EXERCISE INPUTS ->
»»
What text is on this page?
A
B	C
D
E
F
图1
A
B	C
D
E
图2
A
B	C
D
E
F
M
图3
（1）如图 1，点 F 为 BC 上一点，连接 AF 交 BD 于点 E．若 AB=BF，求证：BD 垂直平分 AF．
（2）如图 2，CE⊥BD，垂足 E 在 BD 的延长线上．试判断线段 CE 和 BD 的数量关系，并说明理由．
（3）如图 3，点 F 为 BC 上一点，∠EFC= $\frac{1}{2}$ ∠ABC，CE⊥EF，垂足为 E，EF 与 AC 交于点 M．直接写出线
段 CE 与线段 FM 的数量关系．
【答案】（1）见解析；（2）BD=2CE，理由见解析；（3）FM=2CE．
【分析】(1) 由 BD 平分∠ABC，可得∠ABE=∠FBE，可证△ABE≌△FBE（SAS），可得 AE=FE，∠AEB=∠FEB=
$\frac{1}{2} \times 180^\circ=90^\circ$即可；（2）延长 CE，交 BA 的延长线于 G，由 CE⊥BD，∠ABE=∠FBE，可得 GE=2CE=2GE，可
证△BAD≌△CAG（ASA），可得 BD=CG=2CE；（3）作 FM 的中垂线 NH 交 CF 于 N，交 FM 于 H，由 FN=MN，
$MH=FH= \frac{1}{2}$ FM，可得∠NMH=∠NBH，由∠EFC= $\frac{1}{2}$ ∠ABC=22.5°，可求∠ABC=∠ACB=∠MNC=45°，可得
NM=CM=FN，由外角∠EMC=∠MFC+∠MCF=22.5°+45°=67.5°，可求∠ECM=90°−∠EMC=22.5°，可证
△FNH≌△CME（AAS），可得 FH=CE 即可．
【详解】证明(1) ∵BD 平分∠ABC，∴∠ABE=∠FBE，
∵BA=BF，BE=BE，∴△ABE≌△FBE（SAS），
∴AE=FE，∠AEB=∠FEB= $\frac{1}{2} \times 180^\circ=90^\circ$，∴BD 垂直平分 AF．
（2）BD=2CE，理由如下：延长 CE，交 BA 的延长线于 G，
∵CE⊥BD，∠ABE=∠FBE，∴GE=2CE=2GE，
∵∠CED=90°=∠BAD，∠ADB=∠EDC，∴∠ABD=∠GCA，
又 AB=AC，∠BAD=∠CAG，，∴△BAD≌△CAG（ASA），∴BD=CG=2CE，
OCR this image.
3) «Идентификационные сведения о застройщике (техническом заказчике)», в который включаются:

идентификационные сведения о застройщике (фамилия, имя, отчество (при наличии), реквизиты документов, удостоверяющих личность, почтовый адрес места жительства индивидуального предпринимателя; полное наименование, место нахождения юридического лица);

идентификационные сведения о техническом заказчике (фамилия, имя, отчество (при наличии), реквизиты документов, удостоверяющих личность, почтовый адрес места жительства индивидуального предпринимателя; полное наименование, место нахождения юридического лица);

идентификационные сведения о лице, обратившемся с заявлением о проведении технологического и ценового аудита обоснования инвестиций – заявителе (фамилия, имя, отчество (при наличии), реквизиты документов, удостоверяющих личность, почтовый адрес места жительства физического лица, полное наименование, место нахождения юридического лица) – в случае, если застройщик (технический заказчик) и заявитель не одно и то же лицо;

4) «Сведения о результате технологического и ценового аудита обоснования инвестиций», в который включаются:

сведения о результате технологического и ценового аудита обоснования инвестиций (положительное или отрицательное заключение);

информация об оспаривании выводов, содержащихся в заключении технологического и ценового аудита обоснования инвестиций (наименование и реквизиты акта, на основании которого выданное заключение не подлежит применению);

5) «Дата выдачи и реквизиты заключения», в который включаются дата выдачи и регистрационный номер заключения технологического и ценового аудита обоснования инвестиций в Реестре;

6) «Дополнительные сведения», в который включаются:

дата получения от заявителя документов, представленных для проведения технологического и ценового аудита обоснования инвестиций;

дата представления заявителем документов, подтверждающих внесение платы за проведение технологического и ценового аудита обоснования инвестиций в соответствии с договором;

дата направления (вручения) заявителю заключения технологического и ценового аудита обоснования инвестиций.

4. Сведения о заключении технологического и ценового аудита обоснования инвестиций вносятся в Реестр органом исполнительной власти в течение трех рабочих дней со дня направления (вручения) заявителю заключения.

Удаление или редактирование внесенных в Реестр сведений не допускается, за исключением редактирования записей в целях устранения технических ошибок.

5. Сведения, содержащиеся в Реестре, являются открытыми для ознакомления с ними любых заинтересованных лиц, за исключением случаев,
««
»»
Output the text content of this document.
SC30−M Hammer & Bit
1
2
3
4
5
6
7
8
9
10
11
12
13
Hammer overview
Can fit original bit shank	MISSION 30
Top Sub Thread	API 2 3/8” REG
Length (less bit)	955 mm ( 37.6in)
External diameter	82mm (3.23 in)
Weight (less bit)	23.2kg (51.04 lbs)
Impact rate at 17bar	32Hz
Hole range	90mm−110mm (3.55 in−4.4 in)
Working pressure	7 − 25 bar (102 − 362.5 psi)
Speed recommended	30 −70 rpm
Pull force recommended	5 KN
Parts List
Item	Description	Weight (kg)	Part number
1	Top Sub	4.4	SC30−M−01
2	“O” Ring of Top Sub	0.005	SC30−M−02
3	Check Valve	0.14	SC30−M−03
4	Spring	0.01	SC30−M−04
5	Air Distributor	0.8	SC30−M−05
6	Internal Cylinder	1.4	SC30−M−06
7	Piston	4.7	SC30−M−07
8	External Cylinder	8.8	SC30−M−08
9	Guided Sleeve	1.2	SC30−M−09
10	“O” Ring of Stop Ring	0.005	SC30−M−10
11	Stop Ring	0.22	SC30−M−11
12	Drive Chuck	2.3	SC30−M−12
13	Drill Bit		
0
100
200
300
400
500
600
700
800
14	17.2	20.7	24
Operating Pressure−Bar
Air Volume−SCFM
««
PROBLEM DESCRIPTION ->
Pull every line containing the word "less" out of the material and copy it.

PROBLEM SOLUTION ->
Length (less bit)	955 mm ( 37.6in)
Weight (less bit)	23.2kg (51.04 lbs)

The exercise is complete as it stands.